* What is required:
Copy every line of the data in which the word "PuOr" occurs.

* Dataset rows:
────────────────────
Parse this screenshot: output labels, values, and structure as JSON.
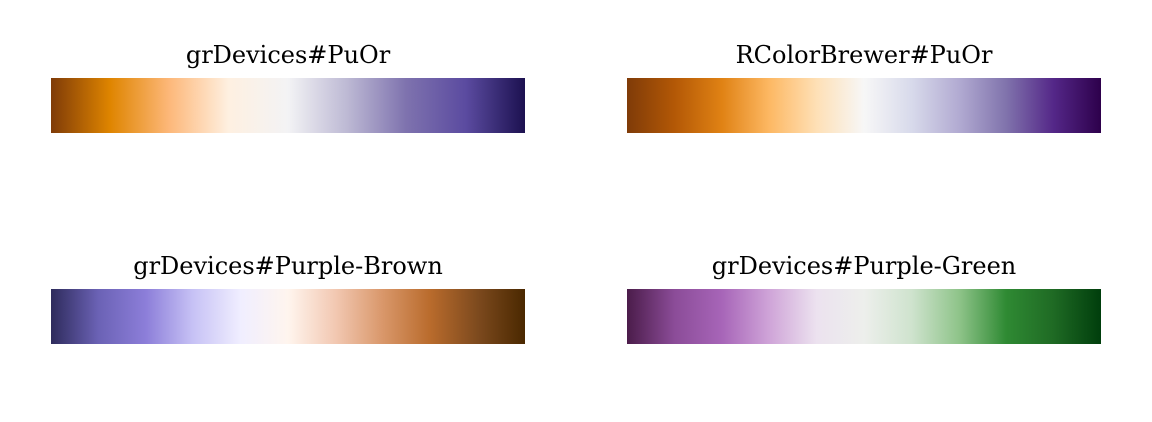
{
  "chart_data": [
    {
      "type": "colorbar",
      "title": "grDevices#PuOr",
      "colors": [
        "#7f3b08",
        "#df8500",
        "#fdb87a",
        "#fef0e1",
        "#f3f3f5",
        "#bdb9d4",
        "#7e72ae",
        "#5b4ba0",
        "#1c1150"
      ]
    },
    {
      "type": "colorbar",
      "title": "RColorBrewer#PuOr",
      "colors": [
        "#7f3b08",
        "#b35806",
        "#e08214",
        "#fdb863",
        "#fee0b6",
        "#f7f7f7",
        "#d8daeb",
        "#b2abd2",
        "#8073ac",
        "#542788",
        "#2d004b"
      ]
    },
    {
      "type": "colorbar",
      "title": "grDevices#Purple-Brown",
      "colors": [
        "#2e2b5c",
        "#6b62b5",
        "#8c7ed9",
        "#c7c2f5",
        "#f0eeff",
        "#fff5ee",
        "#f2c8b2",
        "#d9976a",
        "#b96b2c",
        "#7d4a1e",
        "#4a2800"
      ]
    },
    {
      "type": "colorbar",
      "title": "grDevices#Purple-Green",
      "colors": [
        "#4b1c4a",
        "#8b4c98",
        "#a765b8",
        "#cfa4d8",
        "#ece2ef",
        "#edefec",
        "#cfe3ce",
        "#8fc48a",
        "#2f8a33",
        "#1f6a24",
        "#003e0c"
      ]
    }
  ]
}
────────────────────
* Task answer:
      "title": "grDevices#PuOr",
      "title": "RColorBrewer#PuOr",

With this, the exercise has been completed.